(Data excerpts)
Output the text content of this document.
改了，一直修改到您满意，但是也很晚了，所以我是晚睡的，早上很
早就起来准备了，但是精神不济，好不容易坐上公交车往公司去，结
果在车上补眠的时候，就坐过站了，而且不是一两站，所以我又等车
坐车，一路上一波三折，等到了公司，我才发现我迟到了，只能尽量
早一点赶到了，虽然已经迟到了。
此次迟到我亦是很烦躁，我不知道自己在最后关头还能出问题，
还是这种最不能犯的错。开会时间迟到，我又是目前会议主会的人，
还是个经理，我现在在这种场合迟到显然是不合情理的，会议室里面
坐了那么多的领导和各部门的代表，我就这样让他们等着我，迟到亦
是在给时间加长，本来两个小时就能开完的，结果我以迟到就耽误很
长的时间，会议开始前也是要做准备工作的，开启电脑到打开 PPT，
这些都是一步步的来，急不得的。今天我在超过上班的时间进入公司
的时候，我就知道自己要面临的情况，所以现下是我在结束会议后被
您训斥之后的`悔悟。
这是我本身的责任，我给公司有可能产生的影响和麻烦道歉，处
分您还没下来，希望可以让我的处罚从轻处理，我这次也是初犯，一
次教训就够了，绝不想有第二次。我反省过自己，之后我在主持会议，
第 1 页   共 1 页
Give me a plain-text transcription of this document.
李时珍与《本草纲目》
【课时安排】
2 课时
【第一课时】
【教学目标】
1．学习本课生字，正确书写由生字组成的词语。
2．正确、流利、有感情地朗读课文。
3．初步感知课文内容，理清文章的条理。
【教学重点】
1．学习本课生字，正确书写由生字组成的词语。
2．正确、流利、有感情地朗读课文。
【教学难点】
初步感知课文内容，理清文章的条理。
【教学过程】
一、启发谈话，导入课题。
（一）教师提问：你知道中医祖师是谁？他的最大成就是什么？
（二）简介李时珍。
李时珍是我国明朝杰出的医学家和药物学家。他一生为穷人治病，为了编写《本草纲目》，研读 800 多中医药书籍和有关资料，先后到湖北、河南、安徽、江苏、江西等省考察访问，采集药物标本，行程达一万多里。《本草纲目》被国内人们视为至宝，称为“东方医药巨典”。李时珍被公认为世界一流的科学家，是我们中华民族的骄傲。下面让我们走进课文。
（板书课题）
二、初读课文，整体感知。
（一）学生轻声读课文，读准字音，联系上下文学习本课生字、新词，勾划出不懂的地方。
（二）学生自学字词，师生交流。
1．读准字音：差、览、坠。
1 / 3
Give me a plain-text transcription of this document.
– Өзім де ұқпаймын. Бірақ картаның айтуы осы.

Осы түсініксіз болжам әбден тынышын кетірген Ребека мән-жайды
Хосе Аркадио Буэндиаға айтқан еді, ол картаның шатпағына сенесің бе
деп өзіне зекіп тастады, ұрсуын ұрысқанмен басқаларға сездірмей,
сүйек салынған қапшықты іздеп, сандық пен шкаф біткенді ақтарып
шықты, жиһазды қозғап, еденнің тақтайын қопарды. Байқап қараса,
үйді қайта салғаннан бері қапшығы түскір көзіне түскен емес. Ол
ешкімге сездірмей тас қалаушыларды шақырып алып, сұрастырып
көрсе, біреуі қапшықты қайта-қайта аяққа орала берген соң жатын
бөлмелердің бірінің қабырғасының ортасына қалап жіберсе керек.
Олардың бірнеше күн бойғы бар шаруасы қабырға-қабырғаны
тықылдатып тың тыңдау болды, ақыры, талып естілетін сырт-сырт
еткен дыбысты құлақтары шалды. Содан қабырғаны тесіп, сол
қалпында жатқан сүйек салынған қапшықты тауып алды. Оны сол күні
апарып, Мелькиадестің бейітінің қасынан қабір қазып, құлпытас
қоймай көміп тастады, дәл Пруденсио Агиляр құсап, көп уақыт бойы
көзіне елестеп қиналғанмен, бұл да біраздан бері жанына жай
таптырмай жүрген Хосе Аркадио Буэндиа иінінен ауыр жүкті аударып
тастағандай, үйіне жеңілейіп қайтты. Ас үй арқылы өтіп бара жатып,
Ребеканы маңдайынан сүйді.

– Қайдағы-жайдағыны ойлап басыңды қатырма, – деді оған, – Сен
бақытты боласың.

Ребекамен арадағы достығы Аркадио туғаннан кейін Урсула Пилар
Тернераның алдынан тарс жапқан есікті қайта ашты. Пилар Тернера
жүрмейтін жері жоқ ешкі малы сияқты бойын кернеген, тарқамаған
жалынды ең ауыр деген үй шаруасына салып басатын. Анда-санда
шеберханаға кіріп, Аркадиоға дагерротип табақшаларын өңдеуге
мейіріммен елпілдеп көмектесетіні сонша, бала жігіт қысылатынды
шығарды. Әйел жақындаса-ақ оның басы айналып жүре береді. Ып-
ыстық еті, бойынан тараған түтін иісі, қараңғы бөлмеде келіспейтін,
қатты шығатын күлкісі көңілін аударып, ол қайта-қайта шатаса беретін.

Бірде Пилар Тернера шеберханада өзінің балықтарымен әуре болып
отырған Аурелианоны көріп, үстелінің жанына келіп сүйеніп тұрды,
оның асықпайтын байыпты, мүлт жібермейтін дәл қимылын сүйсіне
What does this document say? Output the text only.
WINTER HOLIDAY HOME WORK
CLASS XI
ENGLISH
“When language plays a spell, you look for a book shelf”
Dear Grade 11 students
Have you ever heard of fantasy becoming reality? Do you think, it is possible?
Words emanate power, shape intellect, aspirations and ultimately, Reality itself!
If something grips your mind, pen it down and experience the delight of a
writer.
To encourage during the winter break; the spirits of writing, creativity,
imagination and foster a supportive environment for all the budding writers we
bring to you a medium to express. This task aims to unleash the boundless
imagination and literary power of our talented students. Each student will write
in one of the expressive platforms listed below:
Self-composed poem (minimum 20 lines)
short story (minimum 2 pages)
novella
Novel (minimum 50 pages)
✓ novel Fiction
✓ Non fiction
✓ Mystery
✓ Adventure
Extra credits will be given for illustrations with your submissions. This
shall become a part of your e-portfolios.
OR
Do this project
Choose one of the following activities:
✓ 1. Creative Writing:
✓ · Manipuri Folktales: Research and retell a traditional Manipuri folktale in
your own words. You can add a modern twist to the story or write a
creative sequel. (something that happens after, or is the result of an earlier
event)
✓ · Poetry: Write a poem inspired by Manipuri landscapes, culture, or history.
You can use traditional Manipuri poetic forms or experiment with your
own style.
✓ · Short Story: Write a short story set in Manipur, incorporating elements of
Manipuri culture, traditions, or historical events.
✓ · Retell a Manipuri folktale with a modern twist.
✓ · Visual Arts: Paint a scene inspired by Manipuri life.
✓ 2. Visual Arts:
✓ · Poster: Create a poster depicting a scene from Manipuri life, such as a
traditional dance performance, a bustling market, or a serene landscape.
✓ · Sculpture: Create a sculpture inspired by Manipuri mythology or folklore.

§ **Your task**:
Each line that has the word "culture" should be copied.

§ **Answer**:
✓ · Poetry: Write a poem inspired by Manipuri landscapes, culture, or history.
Manipuri culture, traditions, or historical events.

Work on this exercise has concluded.